▸ **Stored records**
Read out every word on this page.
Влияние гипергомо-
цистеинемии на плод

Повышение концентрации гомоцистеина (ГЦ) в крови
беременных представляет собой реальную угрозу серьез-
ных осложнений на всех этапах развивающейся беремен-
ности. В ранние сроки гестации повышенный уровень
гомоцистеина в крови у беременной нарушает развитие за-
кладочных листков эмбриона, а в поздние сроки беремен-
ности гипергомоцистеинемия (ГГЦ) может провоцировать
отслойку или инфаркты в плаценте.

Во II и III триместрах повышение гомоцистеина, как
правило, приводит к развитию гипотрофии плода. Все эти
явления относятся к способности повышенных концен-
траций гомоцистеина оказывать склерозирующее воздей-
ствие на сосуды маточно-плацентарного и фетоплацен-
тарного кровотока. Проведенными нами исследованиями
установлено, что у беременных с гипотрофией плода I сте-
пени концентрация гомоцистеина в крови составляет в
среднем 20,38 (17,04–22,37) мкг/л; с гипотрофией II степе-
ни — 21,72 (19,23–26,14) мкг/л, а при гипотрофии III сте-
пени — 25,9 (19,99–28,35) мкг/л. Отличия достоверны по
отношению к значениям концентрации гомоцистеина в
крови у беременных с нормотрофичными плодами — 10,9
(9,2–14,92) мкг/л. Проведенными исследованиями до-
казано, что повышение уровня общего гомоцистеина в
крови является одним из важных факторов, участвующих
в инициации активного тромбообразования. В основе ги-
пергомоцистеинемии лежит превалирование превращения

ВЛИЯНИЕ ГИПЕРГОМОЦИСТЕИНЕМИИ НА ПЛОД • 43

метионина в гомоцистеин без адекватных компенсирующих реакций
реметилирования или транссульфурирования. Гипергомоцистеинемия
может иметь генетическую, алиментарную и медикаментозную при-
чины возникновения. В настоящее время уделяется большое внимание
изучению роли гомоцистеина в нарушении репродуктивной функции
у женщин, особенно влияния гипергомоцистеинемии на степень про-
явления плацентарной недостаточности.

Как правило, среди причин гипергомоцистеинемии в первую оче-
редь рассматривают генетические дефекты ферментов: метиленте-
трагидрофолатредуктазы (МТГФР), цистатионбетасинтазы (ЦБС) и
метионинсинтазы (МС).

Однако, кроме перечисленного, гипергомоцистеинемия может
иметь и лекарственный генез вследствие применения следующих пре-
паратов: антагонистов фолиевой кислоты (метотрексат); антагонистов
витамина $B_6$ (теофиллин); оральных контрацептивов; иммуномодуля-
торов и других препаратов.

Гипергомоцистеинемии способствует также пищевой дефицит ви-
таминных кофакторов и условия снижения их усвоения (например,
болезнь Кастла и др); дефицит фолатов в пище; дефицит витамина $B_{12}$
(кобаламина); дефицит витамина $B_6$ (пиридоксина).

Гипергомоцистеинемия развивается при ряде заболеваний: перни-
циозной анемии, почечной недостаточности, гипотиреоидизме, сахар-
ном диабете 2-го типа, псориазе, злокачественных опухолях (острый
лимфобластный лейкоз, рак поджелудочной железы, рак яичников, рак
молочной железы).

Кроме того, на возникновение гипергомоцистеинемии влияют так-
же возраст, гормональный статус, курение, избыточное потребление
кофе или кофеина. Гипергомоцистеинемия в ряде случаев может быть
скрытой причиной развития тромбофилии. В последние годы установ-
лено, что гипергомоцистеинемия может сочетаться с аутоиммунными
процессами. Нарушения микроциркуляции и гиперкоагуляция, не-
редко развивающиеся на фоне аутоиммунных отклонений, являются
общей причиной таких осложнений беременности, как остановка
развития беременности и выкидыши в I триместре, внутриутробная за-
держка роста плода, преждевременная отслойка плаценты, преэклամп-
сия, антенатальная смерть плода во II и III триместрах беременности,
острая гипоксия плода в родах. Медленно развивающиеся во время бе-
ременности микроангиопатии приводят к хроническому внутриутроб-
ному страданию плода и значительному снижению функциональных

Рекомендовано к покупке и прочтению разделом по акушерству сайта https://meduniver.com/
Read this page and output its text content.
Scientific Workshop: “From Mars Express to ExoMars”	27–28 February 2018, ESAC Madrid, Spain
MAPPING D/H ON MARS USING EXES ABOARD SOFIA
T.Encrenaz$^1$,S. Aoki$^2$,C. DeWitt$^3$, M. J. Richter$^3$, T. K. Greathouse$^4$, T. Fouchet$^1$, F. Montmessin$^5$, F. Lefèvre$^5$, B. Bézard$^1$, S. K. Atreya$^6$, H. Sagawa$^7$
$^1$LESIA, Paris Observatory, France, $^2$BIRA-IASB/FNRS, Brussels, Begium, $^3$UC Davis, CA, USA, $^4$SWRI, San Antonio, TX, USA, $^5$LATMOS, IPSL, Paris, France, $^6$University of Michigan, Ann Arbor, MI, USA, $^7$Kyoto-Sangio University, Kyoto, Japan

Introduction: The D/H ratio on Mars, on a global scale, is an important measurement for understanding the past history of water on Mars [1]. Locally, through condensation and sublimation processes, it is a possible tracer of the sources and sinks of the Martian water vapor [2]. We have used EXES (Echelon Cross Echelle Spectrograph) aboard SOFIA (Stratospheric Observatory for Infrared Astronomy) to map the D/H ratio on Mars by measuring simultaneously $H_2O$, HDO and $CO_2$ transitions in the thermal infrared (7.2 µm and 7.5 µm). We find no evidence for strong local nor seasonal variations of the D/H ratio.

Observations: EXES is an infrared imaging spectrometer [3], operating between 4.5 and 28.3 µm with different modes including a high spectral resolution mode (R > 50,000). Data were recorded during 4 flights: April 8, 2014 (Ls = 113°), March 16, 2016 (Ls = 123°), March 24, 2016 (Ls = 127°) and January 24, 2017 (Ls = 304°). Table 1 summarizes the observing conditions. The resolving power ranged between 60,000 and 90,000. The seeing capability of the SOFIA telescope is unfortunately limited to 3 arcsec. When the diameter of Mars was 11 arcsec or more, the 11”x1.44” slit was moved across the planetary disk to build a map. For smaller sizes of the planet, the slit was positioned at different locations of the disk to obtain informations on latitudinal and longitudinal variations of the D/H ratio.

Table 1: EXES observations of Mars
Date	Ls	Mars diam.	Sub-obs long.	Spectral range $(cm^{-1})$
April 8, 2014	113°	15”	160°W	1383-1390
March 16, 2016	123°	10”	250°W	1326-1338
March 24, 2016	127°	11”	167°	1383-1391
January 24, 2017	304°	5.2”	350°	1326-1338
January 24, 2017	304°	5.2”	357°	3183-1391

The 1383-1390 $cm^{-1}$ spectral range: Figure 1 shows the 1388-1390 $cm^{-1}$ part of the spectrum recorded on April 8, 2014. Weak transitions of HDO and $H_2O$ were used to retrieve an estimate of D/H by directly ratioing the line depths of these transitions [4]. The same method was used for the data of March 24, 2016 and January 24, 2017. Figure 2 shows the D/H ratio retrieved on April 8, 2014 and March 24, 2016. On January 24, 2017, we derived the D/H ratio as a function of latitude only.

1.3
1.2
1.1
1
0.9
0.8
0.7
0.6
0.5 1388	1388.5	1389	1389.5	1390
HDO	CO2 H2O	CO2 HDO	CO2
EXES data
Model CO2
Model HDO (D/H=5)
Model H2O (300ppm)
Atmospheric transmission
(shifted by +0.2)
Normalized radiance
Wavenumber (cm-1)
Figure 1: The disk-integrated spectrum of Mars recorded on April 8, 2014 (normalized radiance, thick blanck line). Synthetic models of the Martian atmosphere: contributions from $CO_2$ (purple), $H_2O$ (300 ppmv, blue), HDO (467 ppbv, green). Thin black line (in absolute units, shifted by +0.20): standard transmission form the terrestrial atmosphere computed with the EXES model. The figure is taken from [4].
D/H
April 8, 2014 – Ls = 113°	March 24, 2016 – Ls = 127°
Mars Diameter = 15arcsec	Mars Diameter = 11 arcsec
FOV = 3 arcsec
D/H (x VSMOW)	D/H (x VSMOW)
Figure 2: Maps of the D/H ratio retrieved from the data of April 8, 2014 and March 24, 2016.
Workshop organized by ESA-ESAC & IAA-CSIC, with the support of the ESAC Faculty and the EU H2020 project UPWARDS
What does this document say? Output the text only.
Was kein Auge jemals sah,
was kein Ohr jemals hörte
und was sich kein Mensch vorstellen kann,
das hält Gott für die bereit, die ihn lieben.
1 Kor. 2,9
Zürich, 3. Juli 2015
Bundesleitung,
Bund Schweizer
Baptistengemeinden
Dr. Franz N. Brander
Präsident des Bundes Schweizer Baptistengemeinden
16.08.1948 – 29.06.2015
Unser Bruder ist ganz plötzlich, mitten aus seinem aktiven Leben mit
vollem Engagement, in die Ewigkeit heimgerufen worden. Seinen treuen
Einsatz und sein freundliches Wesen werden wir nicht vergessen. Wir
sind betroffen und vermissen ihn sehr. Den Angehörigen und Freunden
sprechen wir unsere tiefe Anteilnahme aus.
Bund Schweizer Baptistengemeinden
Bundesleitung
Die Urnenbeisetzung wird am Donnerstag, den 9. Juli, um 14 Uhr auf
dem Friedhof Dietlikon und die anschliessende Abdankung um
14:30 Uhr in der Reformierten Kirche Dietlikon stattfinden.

▸ **Task to complete**
Find the line that contains "What does this". Repeat it and every line after it, exactly as written, up to and including the last line of the records above.

▸ **Response below**
What does this document say? Output the text only.
Was kein Auge jemals sah,
was kein Ohr jemals hörte
und was sich kein Mensch vorstellen kann,
das hält Gott für die bereit, die ihn lieben.
1 Kor. 2,9
Zürich, 3. Juli 2015
Bundesleitung,
Bund Schweizer
Baptistengemeinden
Dr. Franz N. Brander
Präsident des Bundes Schweizer Baptistengemeinden
16.08.1948 – 29.06.2015
Unser Bruder ist ganz plötzlich, mitten aus seinem aktiven Leben mit
vollem Engagement, in die Ewigkeit heimgerufen worden. Seinen treuen
Einsatz und sein freundliches Wesen werden wir nicht vergessen. Wir
sind betroffen und vermissen ihn sehr. Den Angehörigen und Freunden
sprechen wir unsere tiefe Anteilnahme aus.
Bund Schweizer Baptistengemeinden
Bundesleitung
Die Urnenbeisetzung wird am Donnerstag, den 9. Juli, um 14 Uhr auf
dem Friedhof Dietlikon und die anschliessende Abdankung um
14:30 Uhr in der Reformierten Kirche Dietlikon stattfinden.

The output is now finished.